<<<<
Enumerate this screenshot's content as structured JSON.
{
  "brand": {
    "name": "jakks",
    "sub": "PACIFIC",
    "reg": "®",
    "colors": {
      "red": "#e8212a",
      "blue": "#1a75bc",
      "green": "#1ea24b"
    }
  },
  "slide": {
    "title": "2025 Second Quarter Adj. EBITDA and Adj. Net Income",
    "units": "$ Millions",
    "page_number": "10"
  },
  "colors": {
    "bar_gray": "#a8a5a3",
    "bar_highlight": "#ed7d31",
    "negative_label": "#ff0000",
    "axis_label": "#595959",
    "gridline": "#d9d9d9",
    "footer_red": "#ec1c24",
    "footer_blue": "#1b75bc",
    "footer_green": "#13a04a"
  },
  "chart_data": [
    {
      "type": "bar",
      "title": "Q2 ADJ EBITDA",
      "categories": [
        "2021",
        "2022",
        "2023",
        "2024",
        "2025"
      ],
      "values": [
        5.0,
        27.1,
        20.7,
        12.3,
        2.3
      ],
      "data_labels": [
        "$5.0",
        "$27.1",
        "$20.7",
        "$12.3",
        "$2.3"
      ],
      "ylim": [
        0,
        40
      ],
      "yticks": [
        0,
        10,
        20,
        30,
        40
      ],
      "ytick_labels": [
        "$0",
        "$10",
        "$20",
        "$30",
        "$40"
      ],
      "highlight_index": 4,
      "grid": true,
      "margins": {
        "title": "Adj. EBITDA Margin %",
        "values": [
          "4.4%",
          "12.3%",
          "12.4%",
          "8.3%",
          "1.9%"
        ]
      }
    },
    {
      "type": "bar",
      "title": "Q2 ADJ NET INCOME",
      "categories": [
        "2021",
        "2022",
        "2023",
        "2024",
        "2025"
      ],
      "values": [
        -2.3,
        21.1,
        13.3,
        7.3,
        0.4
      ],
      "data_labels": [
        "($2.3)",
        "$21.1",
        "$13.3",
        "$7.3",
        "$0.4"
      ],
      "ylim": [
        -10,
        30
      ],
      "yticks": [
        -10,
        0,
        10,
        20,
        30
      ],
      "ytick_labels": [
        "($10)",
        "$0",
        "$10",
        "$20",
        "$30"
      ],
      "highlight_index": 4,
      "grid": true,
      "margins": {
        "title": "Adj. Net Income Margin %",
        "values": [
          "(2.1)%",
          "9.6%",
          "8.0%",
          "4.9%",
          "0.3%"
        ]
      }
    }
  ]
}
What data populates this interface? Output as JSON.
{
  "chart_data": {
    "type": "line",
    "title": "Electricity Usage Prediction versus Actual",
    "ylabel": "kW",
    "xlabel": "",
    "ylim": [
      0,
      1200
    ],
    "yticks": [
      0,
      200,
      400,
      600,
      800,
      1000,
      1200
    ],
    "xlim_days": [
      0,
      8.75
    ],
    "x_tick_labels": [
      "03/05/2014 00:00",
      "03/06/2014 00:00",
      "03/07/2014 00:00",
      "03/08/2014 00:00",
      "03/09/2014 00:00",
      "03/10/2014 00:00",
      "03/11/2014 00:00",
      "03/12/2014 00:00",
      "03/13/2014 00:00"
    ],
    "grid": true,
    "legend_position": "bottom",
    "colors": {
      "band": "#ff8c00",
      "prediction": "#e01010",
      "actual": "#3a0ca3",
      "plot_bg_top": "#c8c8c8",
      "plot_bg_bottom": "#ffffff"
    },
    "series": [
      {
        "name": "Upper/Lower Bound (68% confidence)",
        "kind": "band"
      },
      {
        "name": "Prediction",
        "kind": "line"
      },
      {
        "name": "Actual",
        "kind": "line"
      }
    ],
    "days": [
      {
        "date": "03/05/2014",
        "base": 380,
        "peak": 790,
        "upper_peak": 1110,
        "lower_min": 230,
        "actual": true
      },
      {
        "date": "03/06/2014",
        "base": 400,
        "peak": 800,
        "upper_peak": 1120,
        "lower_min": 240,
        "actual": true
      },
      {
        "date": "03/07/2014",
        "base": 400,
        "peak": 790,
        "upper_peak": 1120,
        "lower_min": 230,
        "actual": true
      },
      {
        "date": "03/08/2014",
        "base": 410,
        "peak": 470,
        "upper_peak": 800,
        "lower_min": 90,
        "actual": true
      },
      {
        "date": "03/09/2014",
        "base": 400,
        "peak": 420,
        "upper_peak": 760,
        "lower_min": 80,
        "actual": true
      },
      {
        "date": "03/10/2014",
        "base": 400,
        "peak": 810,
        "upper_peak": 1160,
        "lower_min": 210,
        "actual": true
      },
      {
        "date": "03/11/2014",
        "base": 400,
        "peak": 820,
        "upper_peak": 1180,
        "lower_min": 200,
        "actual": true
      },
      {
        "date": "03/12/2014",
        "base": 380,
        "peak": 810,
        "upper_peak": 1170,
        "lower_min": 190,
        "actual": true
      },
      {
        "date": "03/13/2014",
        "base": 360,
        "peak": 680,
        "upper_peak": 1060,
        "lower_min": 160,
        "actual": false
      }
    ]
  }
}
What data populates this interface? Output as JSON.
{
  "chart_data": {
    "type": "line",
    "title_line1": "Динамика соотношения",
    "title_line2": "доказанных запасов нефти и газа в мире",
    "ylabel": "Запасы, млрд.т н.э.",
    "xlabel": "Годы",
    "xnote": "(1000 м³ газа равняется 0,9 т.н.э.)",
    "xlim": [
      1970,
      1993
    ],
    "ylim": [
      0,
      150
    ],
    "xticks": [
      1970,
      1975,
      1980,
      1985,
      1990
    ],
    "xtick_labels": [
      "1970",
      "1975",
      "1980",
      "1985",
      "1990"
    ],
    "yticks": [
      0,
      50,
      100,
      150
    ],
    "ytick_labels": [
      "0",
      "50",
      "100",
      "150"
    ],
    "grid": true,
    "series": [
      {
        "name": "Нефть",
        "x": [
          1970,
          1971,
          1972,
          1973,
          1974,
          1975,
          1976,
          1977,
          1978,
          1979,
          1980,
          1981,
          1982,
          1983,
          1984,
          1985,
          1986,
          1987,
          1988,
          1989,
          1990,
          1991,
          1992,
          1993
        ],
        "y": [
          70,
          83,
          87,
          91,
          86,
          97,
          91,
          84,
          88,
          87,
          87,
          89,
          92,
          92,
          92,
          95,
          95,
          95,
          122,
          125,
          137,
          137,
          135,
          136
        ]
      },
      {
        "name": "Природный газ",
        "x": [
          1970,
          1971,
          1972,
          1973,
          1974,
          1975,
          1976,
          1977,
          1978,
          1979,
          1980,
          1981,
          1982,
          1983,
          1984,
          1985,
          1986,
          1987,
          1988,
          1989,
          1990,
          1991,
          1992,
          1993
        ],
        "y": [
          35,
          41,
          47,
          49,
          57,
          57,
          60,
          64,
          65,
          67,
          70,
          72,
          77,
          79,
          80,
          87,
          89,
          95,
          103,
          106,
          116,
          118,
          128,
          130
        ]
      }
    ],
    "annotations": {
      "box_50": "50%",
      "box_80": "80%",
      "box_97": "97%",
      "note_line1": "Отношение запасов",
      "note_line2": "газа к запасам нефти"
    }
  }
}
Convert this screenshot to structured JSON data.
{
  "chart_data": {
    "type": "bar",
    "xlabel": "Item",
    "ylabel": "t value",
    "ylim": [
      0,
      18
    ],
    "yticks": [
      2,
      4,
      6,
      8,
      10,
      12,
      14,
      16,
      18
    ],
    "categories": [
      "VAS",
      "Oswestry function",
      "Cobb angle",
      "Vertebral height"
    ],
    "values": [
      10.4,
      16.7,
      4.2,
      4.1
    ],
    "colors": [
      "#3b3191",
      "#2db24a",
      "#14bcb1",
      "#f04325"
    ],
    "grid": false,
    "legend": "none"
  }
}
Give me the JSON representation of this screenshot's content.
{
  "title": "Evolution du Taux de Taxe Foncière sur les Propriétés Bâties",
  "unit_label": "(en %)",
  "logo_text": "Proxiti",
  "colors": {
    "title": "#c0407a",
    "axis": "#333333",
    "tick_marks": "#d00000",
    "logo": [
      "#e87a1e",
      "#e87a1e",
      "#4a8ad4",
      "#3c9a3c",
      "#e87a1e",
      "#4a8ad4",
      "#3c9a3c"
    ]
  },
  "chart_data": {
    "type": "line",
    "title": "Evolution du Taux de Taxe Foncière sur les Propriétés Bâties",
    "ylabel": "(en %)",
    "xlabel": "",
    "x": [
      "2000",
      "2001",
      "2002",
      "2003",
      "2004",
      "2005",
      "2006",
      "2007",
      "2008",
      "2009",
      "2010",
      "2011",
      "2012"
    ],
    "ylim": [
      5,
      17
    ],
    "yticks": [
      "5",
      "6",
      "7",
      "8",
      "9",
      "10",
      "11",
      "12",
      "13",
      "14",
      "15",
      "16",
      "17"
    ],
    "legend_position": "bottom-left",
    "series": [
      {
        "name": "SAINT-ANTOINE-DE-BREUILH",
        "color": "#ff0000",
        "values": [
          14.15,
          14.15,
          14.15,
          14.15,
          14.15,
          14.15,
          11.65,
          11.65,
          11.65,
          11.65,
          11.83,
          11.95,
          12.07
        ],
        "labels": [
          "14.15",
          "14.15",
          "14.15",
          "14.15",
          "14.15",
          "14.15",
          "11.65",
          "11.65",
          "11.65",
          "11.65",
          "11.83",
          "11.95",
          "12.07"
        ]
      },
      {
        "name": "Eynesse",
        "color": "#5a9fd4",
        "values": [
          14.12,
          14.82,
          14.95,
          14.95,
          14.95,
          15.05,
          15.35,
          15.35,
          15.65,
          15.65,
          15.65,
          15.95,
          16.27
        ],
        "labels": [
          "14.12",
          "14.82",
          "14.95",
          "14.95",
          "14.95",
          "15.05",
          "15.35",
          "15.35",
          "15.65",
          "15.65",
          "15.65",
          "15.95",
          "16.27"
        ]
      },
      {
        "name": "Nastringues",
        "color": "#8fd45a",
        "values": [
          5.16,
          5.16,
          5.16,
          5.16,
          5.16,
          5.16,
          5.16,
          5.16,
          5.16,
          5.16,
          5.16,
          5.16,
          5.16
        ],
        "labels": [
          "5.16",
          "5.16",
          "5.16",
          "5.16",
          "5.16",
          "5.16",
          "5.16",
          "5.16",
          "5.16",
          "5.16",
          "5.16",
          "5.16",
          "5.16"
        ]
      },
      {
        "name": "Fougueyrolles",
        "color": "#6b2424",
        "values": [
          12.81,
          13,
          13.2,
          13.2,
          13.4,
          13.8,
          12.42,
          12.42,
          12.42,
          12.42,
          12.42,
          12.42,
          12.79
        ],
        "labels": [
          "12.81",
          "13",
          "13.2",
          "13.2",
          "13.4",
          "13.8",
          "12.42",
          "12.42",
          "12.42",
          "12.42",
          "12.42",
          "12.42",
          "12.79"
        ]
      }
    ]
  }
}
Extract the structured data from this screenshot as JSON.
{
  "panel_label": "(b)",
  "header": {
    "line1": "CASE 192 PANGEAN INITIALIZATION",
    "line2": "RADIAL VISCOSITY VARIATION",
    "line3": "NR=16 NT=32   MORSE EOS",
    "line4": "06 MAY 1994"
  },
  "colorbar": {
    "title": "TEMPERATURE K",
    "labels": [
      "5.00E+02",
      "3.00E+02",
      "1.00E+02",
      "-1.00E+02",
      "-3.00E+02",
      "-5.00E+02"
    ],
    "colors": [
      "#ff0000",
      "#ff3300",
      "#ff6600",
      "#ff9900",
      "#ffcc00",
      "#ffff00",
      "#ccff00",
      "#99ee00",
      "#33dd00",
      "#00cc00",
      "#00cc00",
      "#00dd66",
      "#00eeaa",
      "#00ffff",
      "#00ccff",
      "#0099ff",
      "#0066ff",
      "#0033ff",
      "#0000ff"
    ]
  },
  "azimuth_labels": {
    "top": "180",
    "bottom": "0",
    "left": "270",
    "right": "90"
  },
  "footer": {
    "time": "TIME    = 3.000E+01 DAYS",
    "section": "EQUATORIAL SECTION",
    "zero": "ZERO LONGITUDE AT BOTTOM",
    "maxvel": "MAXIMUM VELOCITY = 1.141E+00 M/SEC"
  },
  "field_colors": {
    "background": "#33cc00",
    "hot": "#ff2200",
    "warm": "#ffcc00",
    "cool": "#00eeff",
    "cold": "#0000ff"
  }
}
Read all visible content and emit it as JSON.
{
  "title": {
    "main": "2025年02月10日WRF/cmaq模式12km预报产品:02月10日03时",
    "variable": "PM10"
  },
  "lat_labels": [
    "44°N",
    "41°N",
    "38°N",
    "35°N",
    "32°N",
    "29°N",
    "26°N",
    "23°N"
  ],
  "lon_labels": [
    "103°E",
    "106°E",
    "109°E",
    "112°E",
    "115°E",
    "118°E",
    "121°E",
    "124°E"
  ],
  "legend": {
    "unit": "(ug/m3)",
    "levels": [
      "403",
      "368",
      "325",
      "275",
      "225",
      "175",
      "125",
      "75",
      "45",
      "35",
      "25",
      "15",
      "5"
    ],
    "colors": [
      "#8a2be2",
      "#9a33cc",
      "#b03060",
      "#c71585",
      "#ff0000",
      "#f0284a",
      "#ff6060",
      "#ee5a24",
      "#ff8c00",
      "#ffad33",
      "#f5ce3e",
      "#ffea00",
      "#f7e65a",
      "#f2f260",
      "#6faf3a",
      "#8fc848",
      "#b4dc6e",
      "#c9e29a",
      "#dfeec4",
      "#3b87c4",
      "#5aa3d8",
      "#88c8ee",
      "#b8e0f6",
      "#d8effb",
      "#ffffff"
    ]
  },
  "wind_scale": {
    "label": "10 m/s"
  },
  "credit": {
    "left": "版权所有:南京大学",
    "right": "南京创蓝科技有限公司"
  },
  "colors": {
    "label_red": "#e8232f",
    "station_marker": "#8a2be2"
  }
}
>>>>
To do:
Give nothing but the number of lines containing the string "Taxe".

Response below:
2